**Stated exercise:** Keep every line where the word "TING" appears; drop the rest.
----------------
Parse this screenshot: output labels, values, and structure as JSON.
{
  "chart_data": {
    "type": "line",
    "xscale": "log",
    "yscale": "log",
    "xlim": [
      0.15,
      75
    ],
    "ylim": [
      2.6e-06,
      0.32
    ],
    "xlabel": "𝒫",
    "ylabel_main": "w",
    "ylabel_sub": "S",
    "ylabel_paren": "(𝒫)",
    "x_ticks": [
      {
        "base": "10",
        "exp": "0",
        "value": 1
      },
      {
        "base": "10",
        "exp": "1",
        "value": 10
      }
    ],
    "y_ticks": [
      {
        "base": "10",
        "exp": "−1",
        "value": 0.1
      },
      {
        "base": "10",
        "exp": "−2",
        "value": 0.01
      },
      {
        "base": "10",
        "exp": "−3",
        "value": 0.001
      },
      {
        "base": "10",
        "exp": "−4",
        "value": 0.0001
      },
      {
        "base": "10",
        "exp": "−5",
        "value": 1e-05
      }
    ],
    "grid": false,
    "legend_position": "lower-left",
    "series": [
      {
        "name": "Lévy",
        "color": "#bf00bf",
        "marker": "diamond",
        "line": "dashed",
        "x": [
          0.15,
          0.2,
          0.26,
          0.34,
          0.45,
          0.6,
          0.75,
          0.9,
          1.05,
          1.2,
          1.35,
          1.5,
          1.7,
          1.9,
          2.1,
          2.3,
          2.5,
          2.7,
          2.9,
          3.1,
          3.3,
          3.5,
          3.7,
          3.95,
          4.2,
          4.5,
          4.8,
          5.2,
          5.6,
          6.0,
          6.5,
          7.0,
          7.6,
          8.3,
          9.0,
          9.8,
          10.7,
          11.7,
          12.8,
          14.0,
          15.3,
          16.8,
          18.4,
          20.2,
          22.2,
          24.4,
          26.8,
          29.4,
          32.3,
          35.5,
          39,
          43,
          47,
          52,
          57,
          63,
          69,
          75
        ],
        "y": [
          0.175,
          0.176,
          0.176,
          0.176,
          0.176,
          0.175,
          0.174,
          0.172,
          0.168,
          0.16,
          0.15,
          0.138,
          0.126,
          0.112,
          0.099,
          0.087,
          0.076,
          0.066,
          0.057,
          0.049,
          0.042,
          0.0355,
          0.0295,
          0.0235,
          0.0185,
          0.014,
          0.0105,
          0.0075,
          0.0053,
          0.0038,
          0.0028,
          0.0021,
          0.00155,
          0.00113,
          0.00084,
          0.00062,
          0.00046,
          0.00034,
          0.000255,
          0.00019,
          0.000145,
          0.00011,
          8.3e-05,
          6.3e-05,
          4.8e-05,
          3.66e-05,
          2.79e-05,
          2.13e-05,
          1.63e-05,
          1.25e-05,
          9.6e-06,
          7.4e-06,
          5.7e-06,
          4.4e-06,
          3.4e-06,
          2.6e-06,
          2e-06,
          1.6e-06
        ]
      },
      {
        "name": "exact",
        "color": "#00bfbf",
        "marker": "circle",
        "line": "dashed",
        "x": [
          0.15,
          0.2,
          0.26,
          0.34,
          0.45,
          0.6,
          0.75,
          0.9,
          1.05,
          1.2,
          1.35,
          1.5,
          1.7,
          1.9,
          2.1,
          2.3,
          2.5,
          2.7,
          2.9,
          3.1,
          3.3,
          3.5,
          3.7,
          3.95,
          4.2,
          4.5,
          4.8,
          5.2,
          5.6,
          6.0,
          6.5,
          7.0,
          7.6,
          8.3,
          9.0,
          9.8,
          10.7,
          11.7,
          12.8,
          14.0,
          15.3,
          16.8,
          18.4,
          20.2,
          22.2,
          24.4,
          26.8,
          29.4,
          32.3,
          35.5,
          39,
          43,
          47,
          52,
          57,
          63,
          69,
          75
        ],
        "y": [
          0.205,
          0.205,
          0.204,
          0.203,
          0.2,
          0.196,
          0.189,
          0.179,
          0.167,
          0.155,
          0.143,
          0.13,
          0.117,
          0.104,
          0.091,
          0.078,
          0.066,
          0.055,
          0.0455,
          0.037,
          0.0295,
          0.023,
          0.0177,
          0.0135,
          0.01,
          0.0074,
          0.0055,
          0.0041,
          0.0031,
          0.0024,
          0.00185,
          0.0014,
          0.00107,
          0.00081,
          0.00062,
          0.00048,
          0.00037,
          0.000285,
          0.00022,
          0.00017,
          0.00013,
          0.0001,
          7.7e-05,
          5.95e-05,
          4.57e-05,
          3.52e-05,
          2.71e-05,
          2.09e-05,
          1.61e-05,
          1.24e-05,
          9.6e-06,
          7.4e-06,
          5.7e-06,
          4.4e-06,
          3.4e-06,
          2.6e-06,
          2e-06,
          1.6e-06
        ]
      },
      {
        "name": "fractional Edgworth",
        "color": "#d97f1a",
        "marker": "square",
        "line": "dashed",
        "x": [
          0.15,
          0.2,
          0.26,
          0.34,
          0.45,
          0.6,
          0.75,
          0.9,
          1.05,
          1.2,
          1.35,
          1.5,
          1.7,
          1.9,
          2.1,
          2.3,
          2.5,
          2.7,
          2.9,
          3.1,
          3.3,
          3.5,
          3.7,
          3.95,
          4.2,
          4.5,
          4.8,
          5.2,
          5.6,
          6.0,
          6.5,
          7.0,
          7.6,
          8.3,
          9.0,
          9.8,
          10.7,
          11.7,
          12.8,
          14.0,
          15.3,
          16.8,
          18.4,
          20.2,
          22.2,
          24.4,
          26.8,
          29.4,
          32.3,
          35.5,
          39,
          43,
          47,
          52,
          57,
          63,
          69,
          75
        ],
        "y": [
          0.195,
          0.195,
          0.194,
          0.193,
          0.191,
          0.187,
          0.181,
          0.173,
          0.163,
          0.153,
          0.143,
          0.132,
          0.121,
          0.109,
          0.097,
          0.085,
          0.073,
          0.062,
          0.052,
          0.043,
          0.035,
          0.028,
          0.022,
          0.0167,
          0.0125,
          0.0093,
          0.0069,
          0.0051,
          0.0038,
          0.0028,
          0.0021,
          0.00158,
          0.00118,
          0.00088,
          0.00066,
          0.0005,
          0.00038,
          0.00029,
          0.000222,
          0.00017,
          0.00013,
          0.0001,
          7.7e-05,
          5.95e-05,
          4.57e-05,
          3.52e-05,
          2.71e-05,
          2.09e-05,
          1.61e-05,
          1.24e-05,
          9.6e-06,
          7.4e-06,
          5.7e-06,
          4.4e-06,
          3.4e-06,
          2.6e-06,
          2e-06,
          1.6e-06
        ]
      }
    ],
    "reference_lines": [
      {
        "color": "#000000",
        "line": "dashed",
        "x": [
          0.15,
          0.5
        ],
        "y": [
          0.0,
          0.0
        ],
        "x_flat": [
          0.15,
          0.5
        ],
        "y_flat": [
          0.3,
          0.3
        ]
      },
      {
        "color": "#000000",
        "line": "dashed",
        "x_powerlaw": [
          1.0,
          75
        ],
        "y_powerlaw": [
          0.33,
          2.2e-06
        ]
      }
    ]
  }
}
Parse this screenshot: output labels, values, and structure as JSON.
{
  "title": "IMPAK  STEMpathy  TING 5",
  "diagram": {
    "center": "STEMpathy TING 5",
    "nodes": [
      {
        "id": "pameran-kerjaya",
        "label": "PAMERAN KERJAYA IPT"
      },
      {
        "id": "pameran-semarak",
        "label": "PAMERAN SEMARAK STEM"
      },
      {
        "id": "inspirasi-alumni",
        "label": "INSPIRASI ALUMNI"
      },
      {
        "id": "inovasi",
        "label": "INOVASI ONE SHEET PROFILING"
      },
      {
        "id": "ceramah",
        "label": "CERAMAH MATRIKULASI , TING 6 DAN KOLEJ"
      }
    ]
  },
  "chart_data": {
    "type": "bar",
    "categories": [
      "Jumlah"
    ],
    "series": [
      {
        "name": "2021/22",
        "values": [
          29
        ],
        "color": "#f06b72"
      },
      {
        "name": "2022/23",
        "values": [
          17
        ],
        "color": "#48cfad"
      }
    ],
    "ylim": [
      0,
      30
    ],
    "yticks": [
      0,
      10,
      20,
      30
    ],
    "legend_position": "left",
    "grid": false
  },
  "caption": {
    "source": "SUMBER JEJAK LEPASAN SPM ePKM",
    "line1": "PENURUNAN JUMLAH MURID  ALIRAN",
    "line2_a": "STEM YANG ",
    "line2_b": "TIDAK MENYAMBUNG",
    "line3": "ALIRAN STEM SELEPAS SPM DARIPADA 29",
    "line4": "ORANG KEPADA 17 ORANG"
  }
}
----------------
**Solution for this task:**
  "title": "IMPAK  STEMpathy  TING 5",
    "center": "STEMpathy TING 5",
        "label": "CERAMAH MATRIKULASI , TING 6 DAN KOLEJ"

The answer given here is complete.